*Written problem*: Write the records out again, precisely as they stand.

*Listed records*:
== == ==
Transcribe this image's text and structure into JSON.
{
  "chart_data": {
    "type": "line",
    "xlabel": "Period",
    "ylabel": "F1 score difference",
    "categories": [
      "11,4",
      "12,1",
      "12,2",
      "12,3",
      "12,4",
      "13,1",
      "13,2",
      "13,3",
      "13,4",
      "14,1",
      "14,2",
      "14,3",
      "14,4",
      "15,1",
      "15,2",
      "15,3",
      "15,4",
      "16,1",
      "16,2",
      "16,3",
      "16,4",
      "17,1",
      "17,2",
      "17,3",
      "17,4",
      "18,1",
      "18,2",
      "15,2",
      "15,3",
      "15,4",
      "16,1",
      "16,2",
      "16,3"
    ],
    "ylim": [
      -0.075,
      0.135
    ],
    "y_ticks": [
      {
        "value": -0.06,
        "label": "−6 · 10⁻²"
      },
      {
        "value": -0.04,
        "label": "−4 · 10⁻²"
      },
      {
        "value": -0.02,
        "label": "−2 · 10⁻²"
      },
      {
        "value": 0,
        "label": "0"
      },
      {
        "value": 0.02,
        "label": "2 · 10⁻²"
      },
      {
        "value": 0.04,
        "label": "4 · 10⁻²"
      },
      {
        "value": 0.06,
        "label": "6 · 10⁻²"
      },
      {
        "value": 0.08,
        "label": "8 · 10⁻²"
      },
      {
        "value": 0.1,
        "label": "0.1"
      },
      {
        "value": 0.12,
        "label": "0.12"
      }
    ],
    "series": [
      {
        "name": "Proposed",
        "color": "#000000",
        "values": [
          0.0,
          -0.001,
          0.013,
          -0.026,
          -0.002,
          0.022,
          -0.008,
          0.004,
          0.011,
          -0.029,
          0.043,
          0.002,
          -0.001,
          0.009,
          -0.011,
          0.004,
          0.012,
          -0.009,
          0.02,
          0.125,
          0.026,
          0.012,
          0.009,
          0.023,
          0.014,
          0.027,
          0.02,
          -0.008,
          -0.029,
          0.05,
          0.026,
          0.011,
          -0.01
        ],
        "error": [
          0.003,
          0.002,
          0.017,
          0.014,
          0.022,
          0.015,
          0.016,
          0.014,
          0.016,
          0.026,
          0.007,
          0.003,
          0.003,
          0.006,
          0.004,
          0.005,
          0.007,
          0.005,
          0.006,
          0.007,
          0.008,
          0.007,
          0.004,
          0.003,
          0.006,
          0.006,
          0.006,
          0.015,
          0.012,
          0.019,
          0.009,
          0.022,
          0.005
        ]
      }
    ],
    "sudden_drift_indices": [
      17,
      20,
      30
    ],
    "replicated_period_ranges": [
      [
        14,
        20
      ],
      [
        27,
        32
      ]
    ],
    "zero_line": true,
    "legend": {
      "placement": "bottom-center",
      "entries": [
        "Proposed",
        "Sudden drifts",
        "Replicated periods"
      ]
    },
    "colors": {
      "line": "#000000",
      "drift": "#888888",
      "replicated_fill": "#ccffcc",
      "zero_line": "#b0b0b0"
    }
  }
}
== == ==
*Output of the task*:
Transcribe this image's text and structure into JSON.
{
  "chart_data": {
    "type": "line",
    "xlabel": "Period",
    "ylabel": "F1 score difference",
    "categories": [
      "11,4",
      "12,1",
      "12,2",
      "12,3",
      "12,4",
      "13,1",
      "13,2",
      "13,3",
      "13,4",
      "14,1",
      "14,2",
      "14,3",
      "14,4",
      "15,1",
      "15,2",
      "15,3",
      "15,4",
      "16,1",
      "16,2",
      "16,3",
      "16,4",
      "17,1",
      "17,2",
      "17,3",
      "17,4",
      "18,1",
      "18,2",
      "15,2",
      "15,3",
      "15,4",
      "16,1",
      "16,2",
      "16,3"
    ],
    "ylim": [
      -0.075,
      0.135
    ],
    "y_ticks": [
      {
        "value": -0.06,
        "label": "−6 · 10⁻²"
      },
      {
        "value": -0.04,
        "label": "−4 · 10⁻²"
      },
      {
        "value": -0.02,
        "label": "−2 · 10⁻²"
      },
      {
        "value": 0,
        "label": "0"
      },
      {
        "value": 0.02,
        "label": "2 · 10⁻²"
      },
      {
        "value": 0.04,
        "label": "4 · 10⁻²"
      },
      {
        "value": 0.06,
        "label": "6 · 10⁻²"
      },
      {
        "value": 0.08,
        "label": "8 · 10⁻²"
      },
      {
        "value": 0.1,
        "label": "0.1"
      },
      {
        "value": 0.12,
        "label": "0.12"
      }
    ],
    "series": [
      {
        "name": "Proposed",
        "color": "#000000",
        "values": [
          0.0,
          -0.001,
          0.013,
          -0.026,
          -0.002,
          0.022,
          -0.008,
          0.004,
          0.011,
          -0.029,
          0.043,
          0.002,
          -0.001,
          0.009,
          -0.011,
          0.004,
          0.012,
          -0.009,
          0.02,
          0.125,
          0.026,
          0.012,
          0.009,
          0.023,
          0.014,
          0.027,
          0.02,
          -0.008,
          -0.029,
          0.05,
          0.026,
          0.011,
          -0.01
        ],
        "error": [
          0.003,
          0.002,
          0.017,
          0.014,
          0.022,
          0.015,
          0.016,
          0.014,
          0.016,
          0.026,
          0.007,
          0.003,
          0.003,
          0.006,
          0.004,
          0.005,
          0.007,
          0.005,
          0.006,
          0.007,
          0.008,
          0.007,
          0.004,
          0.003,
          0.006,
          0.006,
          0.006,
          0.015,
          0.012,
          0.019,
          0.009,
          0.022,
          0.005
        ]
      }
    ],
    "sudden_drift_indices": [
      17,
      20,
      30
    ],
    "replicated_period_ranges": [
      [
        14,
        20
      ],
      [
        27,
        32
      ]
    ],
    "zero_line": true,
    "legend": {
      "placement": "bottom-center",
      "entries": [
        "Proposed",
        "Sudden drifts",
        "Replicated periods"
      ]
    },
    "colors": {
      "line": "#000000",
      "drift": "#888888",
      "replicated_fill": "#ccffcc",
      "zero_line": "#b0b0b0"
    }
  }
}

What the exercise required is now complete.